- [Data to process]:
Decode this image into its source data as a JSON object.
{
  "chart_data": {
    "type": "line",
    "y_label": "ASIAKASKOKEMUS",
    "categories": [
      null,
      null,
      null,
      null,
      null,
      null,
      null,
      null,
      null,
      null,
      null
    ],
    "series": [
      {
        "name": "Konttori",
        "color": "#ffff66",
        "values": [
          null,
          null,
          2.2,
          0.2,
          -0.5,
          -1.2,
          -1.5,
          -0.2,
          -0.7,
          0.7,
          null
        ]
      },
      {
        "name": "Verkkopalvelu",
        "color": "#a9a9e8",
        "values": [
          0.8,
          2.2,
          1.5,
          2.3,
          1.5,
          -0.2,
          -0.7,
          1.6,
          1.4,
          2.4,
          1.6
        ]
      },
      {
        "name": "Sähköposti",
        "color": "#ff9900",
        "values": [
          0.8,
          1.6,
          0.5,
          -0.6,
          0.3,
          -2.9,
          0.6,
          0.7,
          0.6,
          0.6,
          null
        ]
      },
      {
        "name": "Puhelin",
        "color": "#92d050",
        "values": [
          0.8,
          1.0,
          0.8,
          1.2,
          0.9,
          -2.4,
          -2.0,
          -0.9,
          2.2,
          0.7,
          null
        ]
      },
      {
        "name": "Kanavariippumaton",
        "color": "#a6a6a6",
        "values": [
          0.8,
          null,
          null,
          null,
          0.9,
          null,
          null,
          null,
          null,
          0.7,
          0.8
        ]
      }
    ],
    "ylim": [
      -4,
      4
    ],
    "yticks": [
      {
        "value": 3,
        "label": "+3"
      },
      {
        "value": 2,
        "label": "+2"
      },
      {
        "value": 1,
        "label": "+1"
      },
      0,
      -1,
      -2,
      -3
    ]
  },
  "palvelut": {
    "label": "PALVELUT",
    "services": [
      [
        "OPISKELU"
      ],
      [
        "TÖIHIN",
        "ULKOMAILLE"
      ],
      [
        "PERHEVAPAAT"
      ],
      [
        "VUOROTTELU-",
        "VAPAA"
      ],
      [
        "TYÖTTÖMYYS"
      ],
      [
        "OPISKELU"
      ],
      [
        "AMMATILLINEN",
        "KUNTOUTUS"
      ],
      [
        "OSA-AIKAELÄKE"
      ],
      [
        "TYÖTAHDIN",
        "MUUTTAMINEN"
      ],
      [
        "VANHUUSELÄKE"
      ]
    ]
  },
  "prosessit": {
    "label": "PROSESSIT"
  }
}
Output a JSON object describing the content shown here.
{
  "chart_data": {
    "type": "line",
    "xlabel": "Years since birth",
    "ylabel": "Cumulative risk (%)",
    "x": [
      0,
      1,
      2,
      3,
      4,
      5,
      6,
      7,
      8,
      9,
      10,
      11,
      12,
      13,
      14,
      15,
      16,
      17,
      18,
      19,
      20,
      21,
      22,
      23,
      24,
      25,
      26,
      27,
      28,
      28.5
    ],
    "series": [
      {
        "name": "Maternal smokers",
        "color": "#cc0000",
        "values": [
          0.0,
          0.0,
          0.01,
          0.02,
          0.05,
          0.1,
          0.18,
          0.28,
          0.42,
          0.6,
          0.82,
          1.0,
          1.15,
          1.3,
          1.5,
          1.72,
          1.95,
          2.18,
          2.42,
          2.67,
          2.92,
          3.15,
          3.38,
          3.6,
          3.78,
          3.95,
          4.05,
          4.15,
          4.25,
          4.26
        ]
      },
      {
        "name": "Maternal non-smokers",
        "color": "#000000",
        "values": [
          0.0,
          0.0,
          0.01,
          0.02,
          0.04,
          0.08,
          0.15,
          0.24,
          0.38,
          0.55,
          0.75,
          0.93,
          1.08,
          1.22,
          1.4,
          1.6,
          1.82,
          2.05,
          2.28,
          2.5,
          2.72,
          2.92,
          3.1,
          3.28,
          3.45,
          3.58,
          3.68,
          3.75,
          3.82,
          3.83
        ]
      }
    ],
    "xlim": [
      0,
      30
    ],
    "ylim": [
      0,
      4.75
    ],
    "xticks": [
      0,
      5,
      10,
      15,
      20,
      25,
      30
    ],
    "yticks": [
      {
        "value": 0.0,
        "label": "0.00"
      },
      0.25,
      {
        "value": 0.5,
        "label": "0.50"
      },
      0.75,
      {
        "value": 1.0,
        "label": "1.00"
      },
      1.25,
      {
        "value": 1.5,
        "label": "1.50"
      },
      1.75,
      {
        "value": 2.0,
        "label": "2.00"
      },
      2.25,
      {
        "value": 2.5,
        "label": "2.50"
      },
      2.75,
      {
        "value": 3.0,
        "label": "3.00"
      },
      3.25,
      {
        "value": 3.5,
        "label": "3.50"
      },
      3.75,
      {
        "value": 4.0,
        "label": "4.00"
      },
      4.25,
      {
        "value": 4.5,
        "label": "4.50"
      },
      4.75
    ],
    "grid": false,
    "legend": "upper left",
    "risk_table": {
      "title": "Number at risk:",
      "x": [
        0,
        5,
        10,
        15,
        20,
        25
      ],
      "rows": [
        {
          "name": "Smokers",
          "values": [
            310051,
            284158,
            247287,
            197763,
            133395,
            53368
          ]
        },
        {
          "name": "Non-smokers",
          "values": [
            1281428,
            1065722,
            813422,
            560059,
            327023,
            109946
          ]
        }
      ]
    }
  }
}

- [What you have to do]:
Nothing in the data may differ; print all of it exactly as written.

- [Result]:
Decode this image into its source data as a JSON object.
{
  "chart_data": {
    "type": "line",
    "y_label": "ASIAKASKOKEMUS",
    "categories": [
      null,
      null,
      null,
      null,
      null,
      null,
      null,
      null,
      null,
      null,
      null
    ],
    "series": [
      {
        "name": "Konttori",
        "color": "#ffff66",
        "values": [
          null,
          null,
          2.2,
          0.2,
          -0.5,
          -1.2,
          -1.5,
          -0.2,
          -0.7,
          0.7,
          null
        ]
      },
      {
        "name": "Verkkopalvelu",
        "color": "#a9a9e8",
        "values": [
          0.8,
          2.2,
          1.5,
          2.3,
          1.5,
          -0.2,
          -0.7,
          1.6,
          1.4,
          2.4,
          1.6
        ]
      },
      {
        "name": "Sähköposti",
        "color": "#ff9900",
        "values": [
          0.8,
          1.6,
          0.5,
          -0.6,
          0.3,
          -2.9,
          0.6,
          0.7,
          0.6,
          0.6,
          null
        ]
      },
      {
        "name": "Puhelin",
        "color": "#92d050",
        "values": [
          0.8,
          1.0,
          0.8,
          1.2,
          0.9,
          -2.4,
          -2.0,
          -0.9,
          2.2,
          0.7,
          null
        ]
      },
      {
        "name": "Kanavariippumaton",
        "color": "#a6a6a6",
        "values": [
          0.8,
          null,
          null,
          null,
          0.9,
          null,
          null,
          null,
          null,
          0.7,
          0.8
        ]
      }
    ],
    "ylim": [
      -4,
      4
    ],
    "yticks": [
      {
        "value": 3,
        "label": "+3"
      },
      {
        "value": 2,
        "label": "+2"
      },
      {
        "value": 1,
        "label": "+1"
      },
      0,
      -1,
      -2,
      -3
    ]
  },
  "palvelut": {
    "label": "PALVELUT",
    "services": [
      [
        "OPISKELU"
      ],
      [
        "TÖIHIN",
        "ULKOMAILLE"
      ],
      [
        "PERHEVAPAAT"
      ],
      [
        "VUOROTTELU-",
        "VAPAA"
      ],
      [
        "TYÖTTÖMYYS"
      ],
      [
        "OPISKELU"
      ],
      [
        "AMMATILLINEN",
        "KUNTOUTUS"
      ],
      [
        "OSA-AIKAELÄKE"
      ],
      [
        "TYÖTAHDIN",
        "MUUTTAMINEN"
      ],
      [
        "VANHUUSELÄKE"
      ]
    ]
  },
  "prosessit": {
    "label": "PROSESSIT"
  }
}
Output a JSON object describing the content shown here.
{
  "chart_data": {
    "type": "line",
    "xlabel": "Years since birth",
    "ylabel": "Cumulative risk (%)",
    "x": [
      0,
      1,
      2,
      3,
      4,
      5,
      6,
      7,
      8,
      9,
      10,
      11,
      12,
      13,
      14,
      15,
      16,
      17,
      18,
      19,
      20,
      21,
      22,
      23,
      24,
      25,
      26,
      27,
      28,
      28.5
    ],
    "series": [
      {
        "name": "Maternal smokers",
        "color": "#cc0000",
        "values": [
          0.0,
          0.0,
          0.01,
          0.02,
          0.05,
          0.1,
          0.18,
          0.28,
          0.42,
          0.6,
          0.82,
          1.0,
          1.15,
          1.3,
          1.5,
          1.72,
          1.95,
          2.18,
          2.42,
          2.67,
          2.92,
          3.15,
          3.38,
          3.6,
          3.78,
          3.95,
          4.05,
          4.15,
          4.25,
          4.26
        ]
      },
      {
        "name": "Maternal non-smokers",
        "color": "#000000",
        "values": [
          0.0,
          0.0,
          0.01,
          0.02,
          0.04,
          0.08,
          0.15,
          0.24,
          0.38,
          0.55,
          0.75,
          0.93,
          1.08,
          1.22,
          1.4,
          1.6,
          1.82,
          2.05,
          2.28,
          2.5,
          2.72,
          2.92,
          3.1,
          3.28,
          3.45,
          3.58,
          3.68,
          3.75,
          3.82,
          3.83
        ]
      }
    ],
    "xlim": [
      0,
      30
    ],
    "ylim": [
      0,
      4.75
    ],
    "xticks": [
      0,
      5,
      10,
      15,
      20,
      25,
      30
    ],
    "yticks": [
      {
        "value": 0.0,
        "label": "0.00"
      },
      0.25,
      {
        "value": 0.5,
        "label": "0.50"
      },
      0.75,
      {
        "value": 1.0,
        "label": "1.00"
      },
      1.25,
      {
        "value": 1.5,
        "label": "1.50"
      },
      1.75,
      {
        "value": 2.0,
        "label": "2.00"
      },
      2.25,
      {
        "value": 2.5,
        "label": "2.50"
      },
      2.75,
      {
        "value": 3.0,
        "label": "3.00"
      },
      3.25,
      {
        "value": 3.5,
        "label": "3.50"
      },
      3.75,
      {
        "value": 4.0,
        "label": "4.00"
      },
      4.25,
      {
        "value": 4.5,
        "label": "4.50"
      },
      4.75
    ],
    "grid": false,
    "legend": "upper left",
    "risk_table": {
      "title": "Number at risk:",
      "x": [
        0,
        5,
        10,
        15,
        20,
        25
      ],
      "rows": [
        {
          "name": "Smokers",
          "values": [
            310051,
            284158,
            247287,
            197763,
            133395,
            53368
          ]
        },
        {
          "name": "Non-smokers",
          "values": [
            1281428,
            1065722,
            813422,
            560059,
            327023,
            109946
          ]
        }
      ]
    }
  }
}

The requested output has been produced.